§ What you will do: Write out each line exactly as it stands, please.

[Records from a data collection]
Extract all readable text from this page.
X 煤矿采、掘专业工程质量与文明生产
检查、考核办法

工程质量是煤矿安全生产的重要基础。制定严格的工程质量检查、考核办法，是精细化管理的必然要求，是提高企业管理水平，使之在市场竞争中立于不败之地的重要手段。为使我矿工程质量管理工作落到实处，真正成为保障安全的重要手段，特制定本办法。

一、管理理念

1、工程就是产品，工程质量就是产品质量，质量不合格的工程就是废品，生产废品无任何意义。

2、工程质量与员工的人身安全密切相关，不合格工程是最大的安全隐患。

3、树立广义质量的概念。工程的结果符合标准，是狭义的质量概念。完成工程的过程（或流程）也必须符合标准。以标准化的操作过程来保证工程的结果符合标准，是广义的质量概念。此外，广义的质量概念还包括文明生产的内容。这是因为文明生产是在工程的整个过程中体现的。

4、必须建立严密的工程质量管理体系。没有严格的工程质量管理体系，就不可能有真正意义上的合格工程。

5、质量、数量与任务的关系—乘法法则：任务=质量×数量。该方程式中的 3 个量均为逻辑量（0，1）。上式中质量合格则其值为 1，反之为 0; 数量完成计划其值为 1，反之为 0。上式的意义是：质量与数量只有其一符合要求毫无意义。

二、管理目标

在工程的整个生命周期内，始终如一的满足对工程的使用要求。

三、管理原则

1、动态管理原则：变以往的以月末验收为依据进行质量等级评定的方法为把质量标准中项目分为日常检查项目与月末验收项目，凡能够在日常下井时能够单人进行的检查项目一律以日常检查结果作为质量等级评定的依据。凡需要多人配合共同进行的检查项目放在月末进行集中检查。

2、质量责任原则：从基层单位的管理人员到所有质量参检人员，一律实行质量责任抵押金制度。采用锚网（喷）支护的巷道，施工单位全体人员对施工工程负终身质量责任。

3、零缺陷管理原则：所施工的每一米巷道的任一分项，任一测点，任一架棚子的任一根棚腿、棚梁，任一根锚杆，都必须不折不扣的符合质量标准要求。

§ Answer to this problem:
Extract all readable text from this page.
X 煤矿采、掘专业工程质量与文明生产
检查、考核办法

工程质量是煤矿安全生产的重要基础。制定严格的工程质量检查、考核办法，是精细化管理的必然要求，是提高企业管理水平，使之在市场竞争中立于不败之地的重要手段。为使我矿工程质量管理工作落到实处，真正成为保障安全的重要手段，特制定本办法。

一、管理理念

1、工程就是产品，工程质量就是产品质量，质量不合格的工程就是废品，生产废品无任何意义。

2、工程质量与员工的人身安全密切相关，不合格工程是最大的安全隐患。

3、树立广义质量的概念。工程的结果符合标准，是狭义的质量概念。完成工程的过程（或流程）也必须符合标准。以标准化的操作过程来保证工程的结果符合标准，是广义的质量概念。此外，广义的质量概念还包括文明生产的内容。这是因为文明生产是在工程的整个过程中体现的。

4、必须建立严密的工程质量管理体系。没有严格的工程质量管理体系，就不可能有真正意义上的合格工程。

5、质量、数量与任务的关系—乘法法则：任务=质量×数量。该方程式中的 3 个量均为逻辑量（0，1）。上式中质量合格则其值为 1，反之为 0; 数量完成计划其值为 1，反之为 0。上式的意义是：质量与数量只有其一符合要求毫无意义。

二、管理目标

在工程的整个生命周期内，始终如一的满足对工程的使用要求。

三、管理原则

1、动态管理原则：变以往的以月末验收为依据进行质量等级评定的方法为把质量标准中项目分为日常检查项目与月末验收项目，凡能够在日常下井时能够单人进行的检查项目一律以日常检查结果作为质量等级评定的依据。凡需要多人配合共同进行的检查项目放在月末进行集中检查。

2、质量责任原则：从基层单位的管理人员到所有质量参检人员，一律实行质量责任抵押金制度。采用锚网（喷）支护的巷道，施工单位全体人员对施工工程负终身质量责任。

3、零缺陷管理原则：所施工的每一米巷道的任一分项，任一测点，任一架棚子的任一根棚腿、棚梁，任一根锚杆，都必须不折不扣的符合质量标准要求。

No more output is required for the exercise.